[Work to be completed]
Every entry that follows should be reproduced exactly.

[Available records]
--- START ---

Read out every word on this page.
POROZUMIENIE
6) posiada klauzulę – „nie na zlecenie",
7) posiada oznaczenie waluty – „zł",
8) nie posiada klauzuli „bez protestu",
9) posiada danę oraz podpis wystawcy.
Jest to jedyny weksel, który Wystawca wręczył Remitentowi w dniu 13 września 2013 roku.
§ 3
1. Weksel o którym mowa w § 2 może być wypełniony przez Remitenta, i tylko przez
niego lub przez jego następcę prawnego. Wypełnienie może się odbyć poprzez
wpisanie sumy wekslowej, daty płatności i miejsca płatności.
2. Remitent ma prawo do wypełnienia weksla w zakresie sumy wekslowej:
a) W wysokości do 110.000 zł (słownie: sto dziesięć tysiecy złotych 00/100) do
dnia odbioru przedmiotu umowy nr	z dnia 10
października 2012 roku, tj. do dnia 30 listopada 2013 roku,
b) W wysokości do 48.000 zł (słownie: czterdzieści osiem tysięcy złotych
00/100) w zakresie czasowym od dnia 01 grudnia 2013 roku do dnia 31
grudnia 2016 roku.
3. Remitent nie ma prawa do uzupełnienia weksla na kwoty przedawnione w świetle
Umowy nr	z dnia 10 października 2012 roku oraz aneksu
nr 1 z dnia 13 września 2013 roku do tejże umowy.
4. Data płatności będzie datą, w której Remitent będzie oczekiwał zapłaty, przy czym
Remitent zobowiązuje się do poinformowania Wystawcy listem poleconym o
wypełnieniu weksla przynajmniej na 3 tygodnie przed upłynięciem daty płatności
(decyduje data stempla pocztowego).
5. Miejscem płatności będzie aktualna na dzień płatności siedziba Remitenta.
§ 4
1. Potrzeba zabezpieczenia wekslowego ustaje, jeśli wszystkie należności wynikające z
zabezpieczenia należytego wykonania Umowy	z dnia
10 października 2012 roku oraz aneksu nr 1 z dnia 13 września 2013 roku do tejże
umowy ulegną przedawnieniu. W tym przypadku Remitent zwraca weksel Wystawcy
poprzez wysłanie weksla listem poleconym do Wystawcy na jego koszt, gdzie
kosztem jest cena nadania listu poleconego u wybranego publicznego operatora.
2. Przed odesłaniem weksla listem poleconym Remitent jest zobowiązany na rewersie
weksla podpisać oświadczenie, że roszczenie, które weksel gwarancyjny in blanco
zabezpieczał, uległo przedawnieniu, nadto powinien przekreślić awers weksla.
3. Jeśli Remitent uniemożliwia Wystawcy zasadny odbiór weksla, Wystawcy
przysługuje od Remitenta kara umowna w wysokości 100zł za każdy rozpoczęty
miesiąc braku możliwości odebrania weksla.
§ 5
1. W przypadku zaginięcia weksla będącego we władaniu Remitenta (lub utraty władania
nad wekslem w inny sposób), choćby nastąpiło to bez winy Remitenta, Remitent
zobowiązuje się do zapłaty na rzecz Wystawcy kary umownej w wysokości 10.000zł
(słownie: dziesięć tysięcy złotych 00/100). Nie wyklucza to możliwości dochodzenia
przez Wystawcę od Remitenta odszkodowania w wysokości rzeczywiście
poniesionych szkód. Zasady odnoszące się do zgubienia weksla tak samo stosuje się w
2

--- END ---

[Final answer]
Read out every word on this page.
POROZUMIENIE
6) posiada klauzulę – „nie na zlecenie",
7) posiada oznaczenie waluty – „zł",
8) nie posiada klauzuli „bez protestu",
9) posiada danę oraz podpis wystawcy.
Jest to jedyny weksel, który Wystawca wręczył Remitentowi w dniu 13 września 2013 roku.
§ 3
1. Weksel o którym mowa w § 2 może być wypełniony przez Remitenta, i tylko przez
niego lub przez jego następcę prawnego. Wypełnienie może się odbyć poprzez
wpisanie sumy wekslowej, daty płatności i miejsca płatności.
2. Remitent ma prawo do wypełnienia weksla w zakresie sumy wekslowej:
a) W wysokości do 110.000 zł (słownie: sto dziesięć tysiecy złotych 00/100) do
dnia odbioru przedmiotu umowy nr	z dnia 10
października 2012 roku, tj. do dnia 30 listopada 2013 roku,
b) W wysokości do 48.000 zł (słownie: czterdzieści osiem tysięcy złotych
00/100) w zakresie czasowym od dnia 01 grudnia 2013 roku do dnia 31
grudnia 2016 roku.
3. Remitent nie ma prawa do uzupełnienia weksla na kwoty przedawnione w świetle
Umowy nr	z dnia 10 października 2012 roku oraz aneksu
nr 1 z dnia 13 września 2013 roku do tejże umowy.
4. Data płatności będzie datą, w której Remitent będzie oczekiwał zapłaty, przy czym
Remitent zobowiązuje się do poinformowania Wystawcy listem poleconym o
wypełnieniu weksla przynajmniej na 3 tygodnie przed upłynięciem daty płatności
(decyduje data stempla pocztowego).
5. Miejscem płatności będzie aktualna na dzień płatności siedziba Remitenta.
§ 4
1. Potrzeba zabezpieczenia wekslowego ustaje, jeśli wszystkie należności wynikające z
zabezpieczenia należytego wykonania Umowy	z dnia
10 października 2012 roku oraz aneksu nr 1 z dnia 13 września 2013 roku do tejże
umowy ulegną przedawnieniu. W tym przypadku Remitent zwraca weksel Wystawcy
poprzez wysłanie weksla listem poleconym do Wystawcy na jego koszt, gdzie
kosztem jest cena nadania listu poleconego u wybranego publicznego operatora.
2. Przed odesłaniem weksla listem poleconym Remitent jest zobowiązany na rewersie
weksla podpisać oświadczenie, że roszczenie, które weksel gwarancyjny in blanco
zabezpieczał, uległo przedawnieniu, nadto powinien przekreślić awers weksla.
3. Jeśli Remitent uniemożliwia Wystawcy zasadny odbiór weksla, Wystawcy
przysługuje od Remitenta kara umowna w wysokości 100zł za każdy rozpoczęty
miesiąc braku możliwości odebrania weksla.
§ 5
1. W przypadku zaginięcia weksla będącego we władaniu Remitenta (lub utraty władania
nad wekslem w inny sposób), choćby nastąpiło to bez winy Remitenta, Remitent
zobowiązuje się do zapłaty na rzecz Wystawcy kary umownej w wysokości 10.000zł
(słownie: dziesięć tysięcy złotych 00/100). Nie wyklucza to możliwości dochodzenia
przez Wystawcę od Remitenta odszkodowania w wysokości rzeczywiście
poniesionych szkód. Zasady odnoszące się do zgubienia weksla tak samo stosuje się w
2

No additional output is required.